▸ **SET OF TASKS**
1 - In the Scrabble post, what game does the Bear family play because they are competitive?
2 - Turn the paragraph of the Scrabble post that begins "The Bear family love words" into a short bulleted list that keeps its main facts.
3 - Repeat word for word everything in the Scrabble post from "Playing Scrabble with a" down to "a meta-Scrabble really.".

▸ **PROVIDED TEXT**
↓↓↓

Monday 26 March 2018

Scrabbling around

The Bear family love words. We play with words. We make silly puns. We write stories. We do crosswords. Some of the Bear family even set cryptic crosswords occasionally. Words are a source of joy and fun. So obviously, being inherently competitive bears, we also enjoy competitive word-smithery, and we play Scrabble.

Playing Scrabble with a six-year old is a different sort of game, when I play it, to playing Scrabble with other adults. It's more akin to playing Scrabble against myself, where my Ego has to help my Id to win*. Not only do I have the challenge of finding good words from a motley collection of letters, but I also have to attempt to manipulate the board to expose useful letters, close to high-scoring squares, that mesh with the letters that I know LittleBear has, so that I can then "help" him to achieve awesome scores. It's more of a meta-Scrabble really.

↑↑↑

▸ **EXCERPTED DATA**

↓↓↓

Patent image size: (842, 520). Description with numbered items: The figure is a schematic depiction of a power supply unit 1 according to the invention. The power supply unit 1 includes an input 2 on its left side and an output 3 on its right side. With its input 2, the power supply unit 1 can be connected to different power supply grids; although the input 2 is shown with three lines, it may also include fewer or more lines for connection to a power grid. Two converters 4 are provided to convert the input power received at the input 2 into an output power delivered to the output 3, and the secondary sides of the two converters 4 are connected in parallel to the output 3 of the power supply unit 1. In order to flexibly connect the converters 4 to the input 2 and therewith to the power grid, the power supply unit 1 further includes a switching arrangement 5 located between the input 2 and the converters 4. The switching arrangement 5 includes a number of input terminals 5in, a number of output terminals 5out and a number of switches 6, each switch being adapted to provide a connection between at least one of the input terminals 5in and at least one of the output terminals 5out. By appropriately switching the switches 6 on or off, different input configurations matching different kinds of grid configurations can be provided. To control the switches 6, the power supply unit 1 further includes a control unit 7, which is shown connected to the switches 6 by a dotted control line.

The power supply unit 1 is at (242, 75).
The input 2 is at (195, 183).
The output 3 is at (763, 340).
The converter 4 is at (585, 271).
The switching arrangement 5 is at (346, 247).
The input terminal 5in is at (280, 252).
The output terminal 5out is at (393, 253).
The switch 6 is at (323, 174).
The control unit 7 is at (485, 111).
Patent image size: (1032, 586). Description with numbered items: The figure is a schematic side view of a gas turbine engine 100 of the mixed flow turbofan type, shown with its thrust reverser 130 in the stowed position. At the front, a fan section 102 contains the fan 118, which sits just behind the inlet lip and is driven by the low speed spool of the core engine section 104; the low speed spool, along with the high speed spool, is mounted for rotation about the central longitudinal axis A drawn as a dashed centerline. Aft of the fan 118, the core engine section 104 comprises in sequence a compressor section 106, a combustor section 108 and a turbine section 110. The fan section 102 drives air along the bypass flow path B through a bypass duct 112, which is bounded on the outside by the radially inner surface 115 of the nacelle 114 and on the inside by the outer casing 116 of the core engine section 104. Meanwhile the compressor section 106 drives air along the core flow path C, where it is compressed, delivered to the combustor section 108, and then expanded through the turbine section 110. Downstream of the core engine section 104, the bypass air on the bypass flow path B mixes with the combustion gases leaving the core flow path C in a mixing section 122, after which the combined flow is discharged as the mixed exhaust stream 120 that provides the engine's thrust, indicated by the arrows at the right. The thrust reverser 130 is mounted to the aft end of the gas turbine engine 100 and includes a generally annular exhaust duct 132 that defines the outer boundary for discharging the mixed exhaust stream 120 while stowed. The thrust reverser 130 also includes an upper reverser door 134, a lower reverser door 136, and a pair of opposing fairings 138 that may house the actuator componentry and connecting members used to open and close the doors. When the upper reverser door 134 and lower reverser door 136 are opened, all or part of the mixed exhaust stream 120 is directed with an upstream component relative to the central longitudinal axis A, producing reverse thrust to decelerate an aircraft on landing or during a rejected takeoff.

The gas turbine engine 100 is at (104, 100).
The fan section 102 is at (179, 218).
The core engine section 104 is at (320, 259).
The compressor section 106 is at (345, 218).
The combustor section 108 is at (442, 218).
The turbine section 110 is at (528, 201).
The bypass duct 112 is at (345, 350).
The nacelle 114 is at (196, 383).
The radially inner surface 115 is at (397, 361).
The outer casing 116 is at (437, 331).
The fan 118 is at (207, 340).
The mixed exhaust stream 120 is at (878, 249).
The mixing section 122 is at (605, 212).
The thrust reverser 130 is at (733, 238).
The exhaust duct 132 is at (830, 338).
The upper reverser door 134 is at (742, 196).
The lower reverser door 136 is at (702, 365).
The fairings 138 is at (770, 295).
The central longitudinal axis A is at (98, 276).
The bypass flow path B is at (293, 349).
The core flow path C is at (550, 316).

↑↑↑

▸ **SOLUTIONS BELOW**
1 - Scrabble.

2 -
- The Bear family love words and play with them.
- They make silly puns, write stories and do crosswords.
- Some of the family occasionally set cryptic crosswords.
- Words are a source of joy and fun for them.
- Being inherently competitive, they also play Scrabble.

3 -
Playing Scrabble with a six-year old is a different sort of game, when I play it, to playing Scrabble with other adults. It's more akin to playing Scrabble against myself, where my Ego has to help my Id to win*. Not only do I have the challenge of finding good words from a motley collection of letters, but I also have to attempt to manipulate the board to expose useful letters, close to high-scoring squares, that mesh with the letters that I know LittleBear has, so that I can then "help" him to achieve awesome scores. It's more of a meta-Scrabble really.